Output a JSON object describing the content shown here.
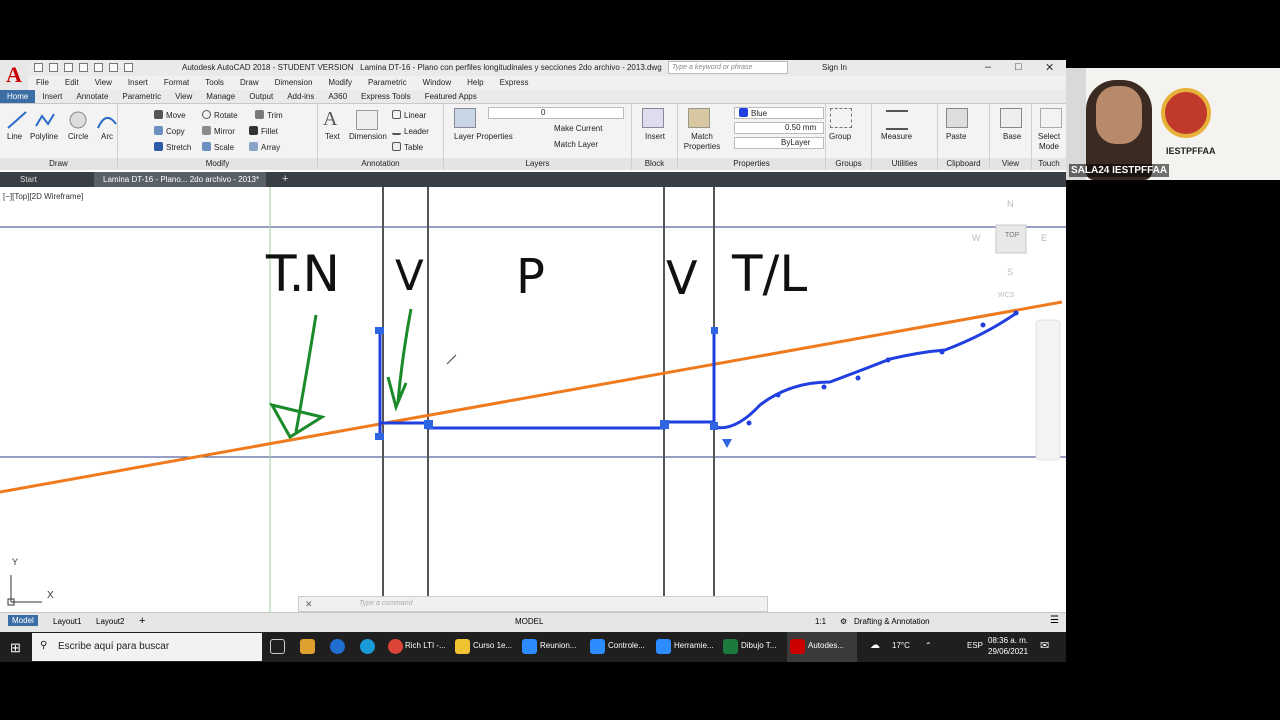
{
  "title_bar": {
    "app_title": "Autodesk AutoCAD 2018 - STUDENT VERSION",
    "file_title": "Lamina DT-16 - Plano con perfiles longitudinales y secciones 2do archivo - 2013.dwg",
    "search_placeholder": "Type a keyword or phrase",
    "sign_in": "Sign In"
  },
  "menu": [
    "File",
    "Edit",
    "View",
    "Insert",
    "Format",
    "Tools",
    "Draw",
    "Dimension",
    "Modify",
    "Parametric",
    "Window",
    "Help",
    "Express"
  ],
  "ribbon_tabs": [
    "Home",
    "Insert",
    "Annotate",
    "Parametric",
    "View",
    "Manage",
    "Output",
    "Add-ins",
    "A360",
    "Express Tools",
    "Featured Apps"
  ],
  "ribbon": {
    "draw": {
      "title": "Draw",
      "line": "Line",
      "polyline": "Polyline",
      "circle": "Circle",
      "arc": "Arc"
    },
    "modify": {
      "title": "Modify",
      "move": "Move",
      "rotate": "Rotate",
      "trim": "Trim",
      "copy": "Copy",
      "mirror": "Mirror",
      "fillet": "Fillet",
      "stretch": "Stretch",
      "scale": "Scale",
      "array": "Array"
    },
    "annotation": {
      "title": "Annotation",
      "text": "Text",
      "dimension": "Dimension",
      "linear": "Linear",
      "leader": "Leader",
      "table": "Table"
    },
    "layers": {
      "title": "Layers",
      "layer_properties": "Layer Properties",
      "current_layer": "0",
      "make_current": "Make Current",
      "match_layer": "Match Layer"
    },
    "block": {
      "title": "Block",
      "insert": "Insert"
    },
    "properties": {
      "title": "Properties",
      "match_properties": "Match Properties",
      "color": "Blue",
      "lineweight": "0.50 mm",
      "linetype": "ByLayer"
    },
    "groups": {
      "title": "Groups",
      "group": "Group"
    },
    "utilities": {
      "title": "Utilities",
      "measure": "Measure"
    },
    "clipboard": {
      "title": "Clipboard",
      "paste": "Paste"
    },
    "view": {
      "title": "View",
      "base": "Base"
    },
    "touch": {
      "title": "Touch",
      "select_mode": "Select Mode"
    }
  },
  "doc_tabs": {
    "start": "Start",
    "active": "Lamina DT-16 - Plano... 2do archivo - 2013*"
  },
  "viewport_label": "[−][Top][2D Wireframe]",
  "drawing_labels": {
    "tn": "T.N",
    "v1": "V",
    "p": "P",
    "v2": "V",
    "tl": "T/L"
  },
  "viewcube": {
    "top": "TOP",
    "n": "N",
    "s": "S",
    "w": "W",
    "e": "E",
    "wcs": "WCS"
  },
  "ucs": {
    "x": "X",
    "y": "Y"
  },
  "command_placeholder": "Type a command",
  "layout_tabs": [
    "Model",
    "Layout1",
    "Layout2"
  ],
  "status": {
    "model": "MODEL",
    "scale": "1:1",
    "workspace": "Drafting & Annotation"
  },
  "webcam": {
    "name": "SALA24 IESTPFFAA",
    "org": "IESTPFFAA"
  },
  "taskbar": {
    "search": "Escribe aquí para buscar",
    "apps": [
      "Rich LTI -...",
      "Curso 1e...",
      "Reunion...",
      "Controle...",
      "Herramie...",
      "Dibujo T...",
      "Autodes..."
    ],
    "weather": "17°C",
    "lang": "ESP",
    "time": "08:36 a. m.",
    "date": "29/06/2021"
  },
  "colors": {
    "accent": "#3b6ea5",
    "orange_line": "#f07a1e",
    "blue_poly": "#1f3fe0",
    "annotation_green": "#1a8a2a"
  }
}
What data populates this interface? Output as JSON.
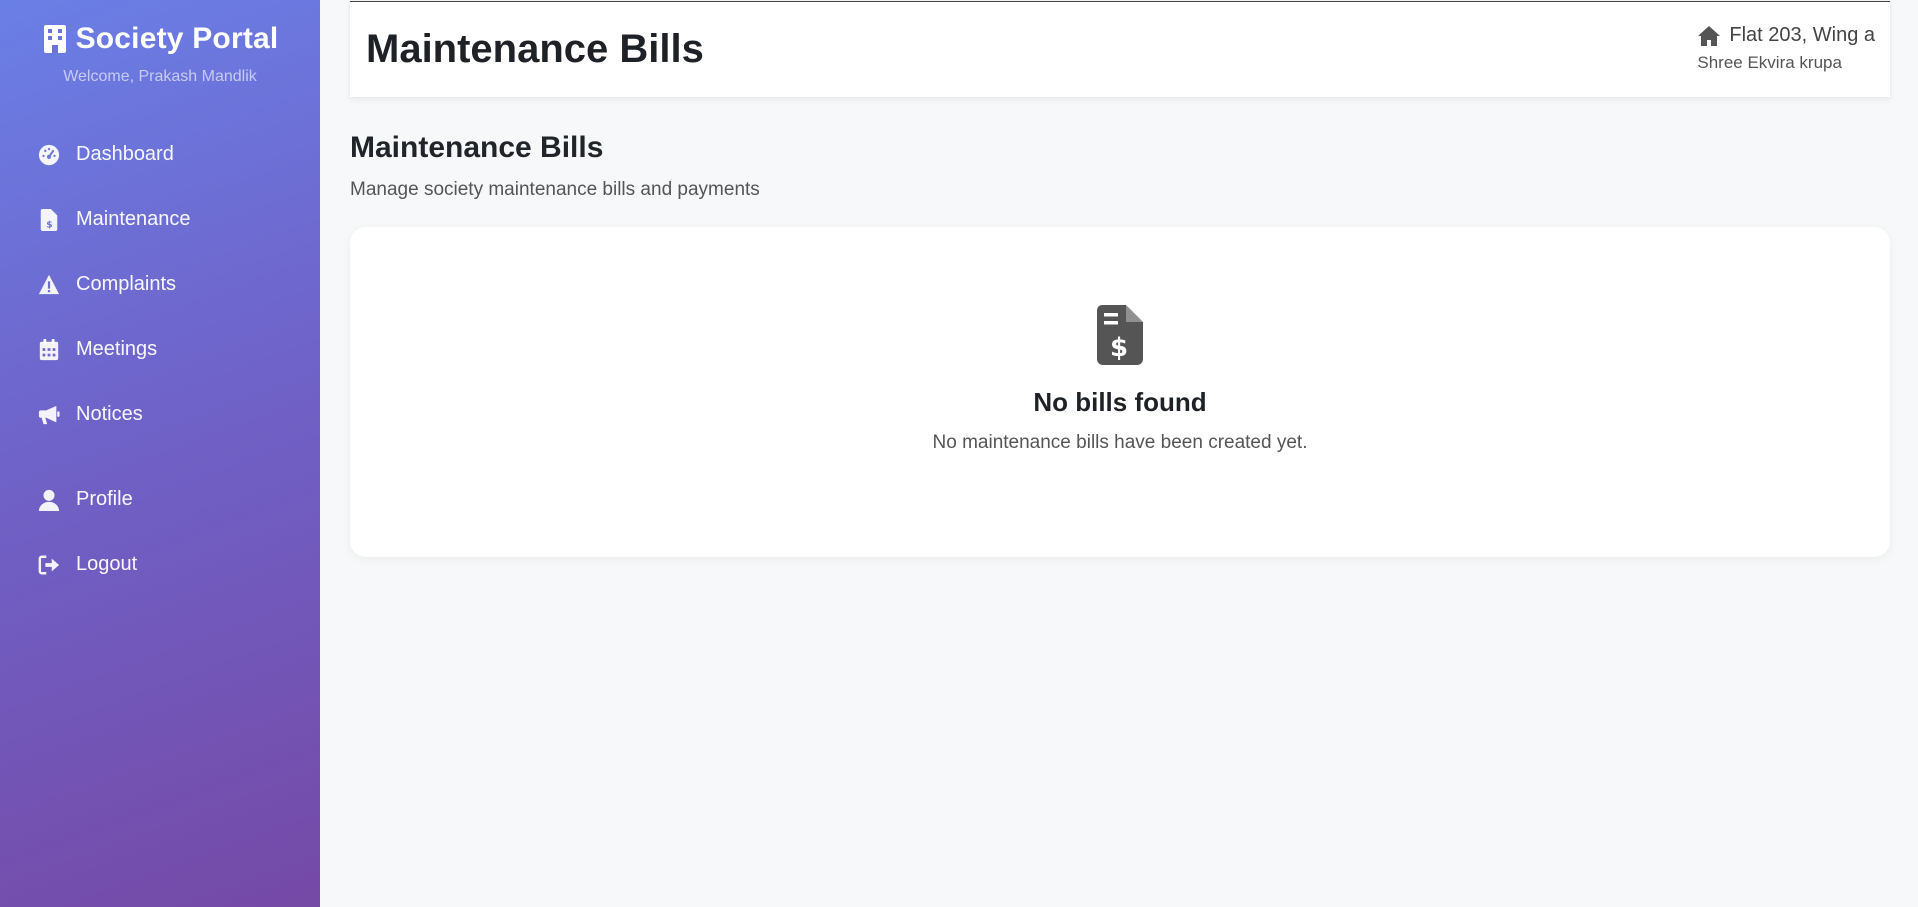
{
  "sidebar": {
    "brand": "Society Portal",
    "welcome": "Welcome, Prakash Mandlik",
    "items": [
      {
        "label": "Dashboard",
        "icon": "dashboard-icon"
      },
      {
        "label": "Maintenance",
        "icon": "bill-icon"
      },
      {
        "label": "Complaints",
        "icon": "warning-icon"
      },
      {
        "label": "Meetings",
        "icon": "calendar-icon"
      },
      {
        "label": "Notices",
        "icon": "megaphone-icon"
      }
    ],
    "bottom_items": [
      {
        "label": "Profile",
        "icon": "user-icon"
      },
      {
        "label": "Logout",
        "icon": "logout-icon"
      }
    ]
  },
  "header": {
    "title": "Maintenance Bills",
    "flat": "Flat 203, Wing a",
    "society": "Shree Ekvira krupa"
  },
  "main": {
    "title": "Maintenance Bills",
    "subtitle": "Manage society maintenance bills and payments",
    "empty_state": {
      "title": "No bills found",
      "text": "No maintenance bills have been created yet.",
      "icon": "invoice-dollar-icon"
    }
  },
  "colors": {
    "sidebar_gradient_start": "#6a7fe6",
    "sidebar_gradient_end": "#7549a6",
    "background": "#f7f8fa"
  }
}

::::::

> _Task description_
Can you restate all the records above word for word while dropping the pictures?

> _Result of this task_
Output a JSON object describing the content shown here.
{
  "title_bar": {
    "app_title": "Autodesk AutoCAD 2018 - STUDENT VERSION",
    "file_title": "Lamina DT-16 - Plano con perfiles longitudinales y secciones 2do archivo - 2013.dwg",
    "search_placeholder": "Type a keyword or phrase",
    "sign_in": "Sign In"
  },
  "menu": [
    "File",
    "Edit",
    "View",
    "Insert",
    "Format",
    "Tools",
    "Draw",
    "Dimension",
    "Modify",
    "Parametric",
    "Window",
    "Help",
    "Express"
  ],
  "ribbon_tabs": [
    "Home",
    "Insert",
    "Annotate",
    "Parametric",
    "View",
    "Manage",
    "Output",
    "Add-ins",
    "A360",
    "Express Tools",
    "Featured Apps"
  ],
  "ribbon": {
    "draw": {
      "title": "Draw",
      "line": "Line",
      "polyline": "Polyline",
      "circle": "Circle",
      "arc": "Arc"
    },
    "modify": {
      "title": "Modify",
      "move": "Move",
      "rotate": "Rotate",
      "trim": "Trim",
      "copy": "Copy",
      "mirror": "Mirror",
      "fillet": "Fillet",
      "stretch": "Stretch",
      "scale": "Scale",
      "array": "Array"
    },
    "annotation": {
      "title": "Annotation",
      "text": "Text",
      "dimension": "Dimension",
      "linear": "Linear",
      "leader": "Leader",
      "table": "Table"
    },
    "layers": {
      "title": "Layers",
      "layer_properties": "Layer Properties",
      "current_layer": "0",
      "make_current": "Make Current",
      "match_layer": "Match Layer"
    },
    "block": {
      "title": "Block",
      "insert": "Insert"
    },
    "properties": {
      "title": "Properties",
      "match_properties": "Match Properties",
      "color": "Blue",
      "lineweight": "0.50 mm",
      "linetype": "ByLayer"
    },
    "groups": {
      "title": "Groups",
      "group": "Group"
    },
    "utilities": {
      "title": "Utilities",
      "measure": "Measure"
    },
    "clipboard": {
      "title": "Clipboard",
      "paste": "Paste"
    },
    "view": {
      "title": "View",
      "base": "Base"
    },
    "touch": {
      "title": "Touch",
      "select_mode": "Select Mode"
    }
  },
  "doc_tabs": {
    "start": "Start",
    "active": "Lamina DT-16 - Plano... 2do archivo - 2013*"
  },
  "viewport_label": "[−][Top][2D Wireframe]",
  "drawing_labels": {
    "tn": "T.N",
    "v1": "V",
    "p": "P",
    "v2": "V",
    "tl": "T/L"
  },
  "viewcube": {
    "top": "TOP",
    "n": "N",
    "s": "S",
    "w": "W",
    "e": "E",
    "wcs": "WCS"
  },
  "ucs": {
    "x": "X",
    "y": "Y"
  },
  "command_placeholder": "Type a command",
  "layout_tabs": [
    "Model",
    "Layout1",
    "Layout2"
  ],
  "status": {
    "model": "MODEL",
    "scale": "1:1",
    "workspace": "Drafting & Annotation"
  },
  "webcam": {
    "name": "SALA24 IESTPFFAA",
    "org": "IESTPFFAA"
  },
  "taskbar": {
    "search": "Escribe aquí para buscar",
    "apps": [
      "Rich LTI -...",
      "Curso 1e...",
      "Reunion...",
      "Controle...",
      "Herramie...",
      "Dibujo T...",
      "Autodes..."
    ],
    "weather": "17°C",
    "lang": "ESP",
    "time": "08:36 a. m.",
    "date": "29/06/2021"
  },
  "colors": {
    "accent": "#3b6ea5",
    "orange_line": "#f07a1e",
    "blue_poly": "#1f3fe0",
    "annotation_green": "#1a8a2a"
  }
}
What data populates this interface? Output as JSON.
{
  "sidebar": {
    "brand": "Society Portal",
    "welcome": "Welcome, Prakash Mandlik",
    "items": [
      {
        "label": "Dashboard",
        "icon": "dashboard-icon"
      },
      {
        "label": "Maintenance",
        "icon": "bill-icon"
      },
      {
        "label": "Complaints",
        "icon": "warning-icon"
      },
      {
        "label": "Meetings",
        "icon": "calendar-icon"
      },
      {
        "label": "Notices",
        "icon": "megaphone-icon"
      }
    ],
    "bottom_items": [
      {
        "label": "Profile",
        "icon": "user-icon"
      },
      {
        "label": "Logout",
        "icon": "logout-icon"
      }
    ]
  },
  "header": {
    "title": "Maintenance Bills",
    "flat": "Flat 203, Wing a",
    "society": "Shree Ekvira krupa"
  },
  "main": {
    "title": "Maintenance Bills",
    "subtitle": "Manage society maintenance bills and payments",
    "empty_state": {
      "title": "No bills found",
      "text": "No maintenance bills have been created yet.",
      "icon": "invoice-dollar-icon"
    }
  },
  "colors": {
    "sidebar_gradient_start": "#6a7fe6",
    "sidebar_gradient_end": "#7549a6",
    "background": "#f7f8fa"
  }
}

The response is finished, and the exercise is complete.